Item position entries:
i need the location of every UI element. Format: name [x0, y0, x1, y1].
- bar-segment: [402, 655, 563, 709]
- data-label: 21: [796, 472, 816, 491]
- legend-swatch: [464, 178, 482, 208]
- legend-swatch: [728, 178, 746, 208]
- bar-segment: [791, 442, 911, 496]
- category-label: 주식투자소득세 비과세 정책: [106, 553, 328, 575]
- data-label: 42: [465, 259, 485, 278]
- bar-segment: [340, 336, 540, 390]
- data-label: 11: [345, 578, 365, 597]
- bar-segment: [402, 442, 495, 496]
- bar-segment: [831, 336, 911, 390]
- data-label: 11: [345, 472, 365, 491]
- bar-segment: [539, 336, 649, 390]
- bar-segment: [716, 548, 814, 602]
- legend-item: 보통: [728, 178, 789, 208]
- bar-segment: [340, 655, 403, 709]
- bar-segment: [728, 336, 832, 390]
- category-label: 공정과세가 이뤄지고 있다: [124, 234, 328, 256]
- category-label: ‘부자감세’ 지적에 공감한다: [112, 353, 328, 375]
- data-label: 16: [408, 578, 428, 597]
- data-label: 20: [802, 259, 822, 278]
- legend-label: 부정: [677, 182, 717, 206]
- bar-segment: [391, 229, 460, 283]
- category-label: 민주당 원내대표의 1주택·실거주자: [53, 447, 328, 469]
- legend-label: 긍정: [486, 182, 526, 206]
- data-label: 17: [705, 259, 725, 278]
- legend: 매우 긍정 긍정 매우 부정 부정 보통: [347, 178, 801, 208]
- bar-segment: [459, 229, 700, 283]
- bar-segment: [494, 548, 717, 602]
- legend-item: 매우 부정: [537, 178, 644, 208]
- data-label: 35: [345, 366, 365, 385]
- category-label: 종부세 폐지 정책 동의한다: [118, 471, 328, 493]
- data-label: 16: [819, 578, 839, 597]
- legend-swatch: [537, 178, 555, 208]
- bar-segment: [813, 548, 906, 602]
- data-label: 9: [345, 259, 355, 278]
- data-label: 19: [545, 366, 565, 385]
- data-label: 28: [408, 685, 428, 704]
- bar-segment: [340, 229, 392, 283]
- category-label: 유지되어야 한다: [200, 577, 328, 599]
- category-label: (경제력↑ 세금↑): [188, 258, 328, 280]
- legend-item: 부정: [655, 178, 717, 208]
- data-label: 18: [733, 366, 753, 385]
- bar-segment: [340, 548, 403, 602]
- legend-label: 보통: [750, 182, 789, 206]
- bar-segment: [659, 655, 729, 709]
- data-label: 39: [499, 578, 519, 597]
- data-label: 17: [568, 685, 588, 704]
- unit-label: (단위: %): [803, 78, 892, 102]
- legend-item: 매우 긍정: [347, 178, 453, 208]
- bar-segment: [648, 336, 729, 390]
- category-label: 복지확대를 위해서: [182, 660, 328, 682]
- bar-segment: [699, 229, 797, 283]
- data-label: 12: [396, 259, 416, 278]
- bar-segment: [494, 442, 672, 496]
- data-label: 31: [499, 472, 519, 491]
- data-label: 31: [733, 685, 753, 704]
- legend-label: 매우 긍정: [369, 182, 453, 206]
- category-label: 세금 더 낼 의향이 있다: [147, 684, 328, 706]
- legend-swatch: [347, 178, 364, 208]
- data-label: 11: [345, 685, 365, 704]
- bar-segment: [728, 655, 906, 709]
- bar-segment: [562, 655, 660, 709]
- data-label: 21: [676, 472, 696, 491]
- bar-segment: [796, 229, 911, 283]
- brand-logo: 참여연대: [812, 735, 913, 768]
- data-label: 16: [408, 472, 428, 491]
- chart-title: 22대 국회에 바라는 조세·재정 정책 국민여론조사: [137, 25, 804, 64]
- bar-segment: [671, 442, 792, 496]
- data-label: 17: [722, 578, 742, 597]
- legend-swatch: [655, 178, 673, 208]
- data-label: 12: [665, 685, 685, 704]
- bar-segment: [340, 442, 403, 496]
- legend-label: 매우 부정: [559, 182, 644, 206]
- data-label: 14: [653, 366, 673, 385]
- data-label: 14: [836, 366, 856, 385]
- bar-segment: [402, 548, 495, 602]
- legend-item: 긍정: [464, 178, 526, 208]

### What you need to do
Put the stretch from the first line through the line containing "- bar-segment: [728, 336, 832, 390]" into a Markdown table with a Row column numbering each line and a Line column holding it, skipping any blank lines.

### Answer
| Row | Line |
|---|---|
| 1 | i need the location of every UI element. Format: name [x0, y0, x1, y1]. |
| 2 | - bar-segment: [402, 655, 563, 709] |
| 3 | - data-label: 21: [796, 472, 816, 491] |
| 4 | - legend-swatch: [464, 178, 482, 208] |
| 5 | - legend-swatch: [728, 178, 746, 208] |
| 6 | - bar-segment: [791, 442, 911, 496] |
| 7 | - category-label: 주식투자소득세 비과세 정책: [106, 553, 328, 575] |
| 8 | - data-label: 42: [465, 259, 485, 278] |
| 9 | - bar-segment: [340, 336, 540, 390] |
| 10 | - data-label: 11: [345, 578, 365, 597] |
| 11 | - bar-segment: [402, 442, 495, 496] |
| 12 | - bar-segment: [831, 336, 911, 390] |
| 13 | - data-label: 11: [345, 472, 365, 491] |
| 14 | - bar-segment: [539, 336, 649, 390] |
| 15 | - bar-segment: [716, 548, 814, 602] |
| 16 | - legend-item: 보통: [728, 178, 789, 208] |
| 17 | - bar-segment: [340, 655, 403, 709] |
| 18 | - bar-segment: [728, 336, 832, 390] |